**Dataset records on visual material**
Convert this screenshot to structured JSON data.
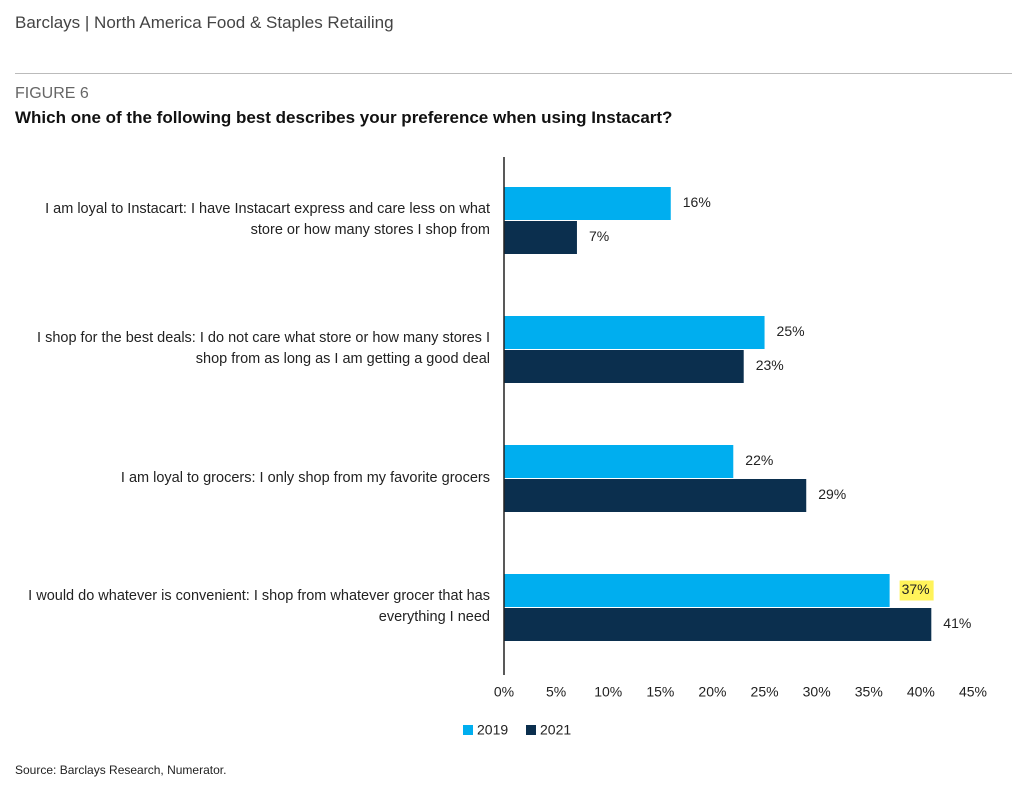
{
  "header": {
    "title": "Barclays | North America Food & Staples Retailing"
  },
  "chart_data": {
    "type": "hbar",
    "figure": "FIGURE 6",
    "title": "Which one of the following best describes your preference when using Instacart?",
    "categories": [
      "I am loyal to Instacart: I have Instacart express and care less on what store or how many stores I shop from",
      "I shop for the best deals: I do not care what store or how many stores I shop from as long as I am getting a good deal",
      "I am loyal to grocers: I only shop from my favorite grocers",
      "I would do whatever is convenient: I shop from whatever grocer that has everything I need"
    ],
    "series": [
      {
        "name": "2019",
        "color": "#00aeef",
        "values": [
          16,
          25,
          22,
          37
        ],
        "value_labels": [
          "16%",
          "25%",
          "22%",
          "37%"
        ],
        "highlight_index": 3,
        "highlight_color": "#fff35a"
      },
      {
        "name": "2021",
        "color": "#0b2f4e",
        "values": [
          7,
          23,
          29,
          41
        ],
        "value_labels": [
          "7%",
          "23%",
          "29%",
          "41%"
        ]
      }
    ],
    "xlim": [
      0,
      45
    ],
    "xticks": [
      {
        "value": 0,
        "label": "0%"
      },
      {
        "value": 5,
        "label": "5%"
      },
      {
        "value": 10,
        "label": "10%"
      },
      {
        "value": 15,
        "label": "15%"
      },
      {
        "value": 20,
        "label": "20%"
      },
      {
        "value": 25,
        "label": "25%"
      },
      {
        "value": 30,
        "label": "30%"
      },
      {
        "value": 35,
        "label": "35%"
      },
      {
        "value": 40,
        "label": "40%"
      },
      {
        "value": 45,
        "label": "45%"
      }
    ],
    "legend": "bottom",
    "source": "Source: Barclays Research, Numerator."
  }
}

**To do**
Repeat each line of the records above exactly, but do not copy the pictures.

**Solution below**
Convert this screenshot to structured JSON data.
{
  "header": {
    "title": "Barclays | North America Food & Staples Retailing"
  },
  "chart_data": {
    "type": "hbar",
    "figure": "FIGURE 6",
    "title": "Which one of the following best describes your preference when using Instacart?",
    "categories": [
      "I am loyal to Instacart: I have Instacart express and care less on what store or how many stores I shop from",
      "I shop for the best deals: I do not care what store or how many stores I shop from as long as I am getting a good deal",
      "I am loyal to grocers: I only shop from my favorite grocers",
      "I would do whatever is convenient: I shop from whatever grocer that has everything I need"
    ],
    "series": [
      {
        "name": "2019",
        "color": "#00aeef",
        "values": [
          16,
          25,
          22,
          37
        ],
        "value_labels": [
          "16%",
          "25%",
          "22%",
          "37%"
        ],
        "highlight_index": 3,
        "highlight_color": "#fff35a"
      },
      {
        "name": "2021",
        "color": "#0b2f4e",
        "values": [
          7,
          23,
          29,
          41
        ],
        "value_labels": [
          "7%",
          "23%",
          "29%",
          "41%"
        ]
      }
    ],
    "xlim": [
      0,
      45
    ],
    "xticks": [
      {
        "value": 0,
        "label": "0%"
      },
      {
        "value": 5,
        "label": "5%"
      },
      {
        "value": 10,
        "label": "10%"
      },
      {
        "value": 15,
        "label": "15%"
      },
      {
        "value": 20,
        "label": "20%"
      },
      {
        "value": 25,
        "label": "25%"
      },
      {
        "value": 30,
        "label": "30%"
      },
      {
        "value": 35,
        "label": "35%"
      },
      {
        "value": 40,
        "label": "40%"
      },
      {
        "value": 45,
        "label": "45%"
      }
    ],
    "legend": "bottom",
    "source": "Source: Barclays Research, Numerator."
  }
}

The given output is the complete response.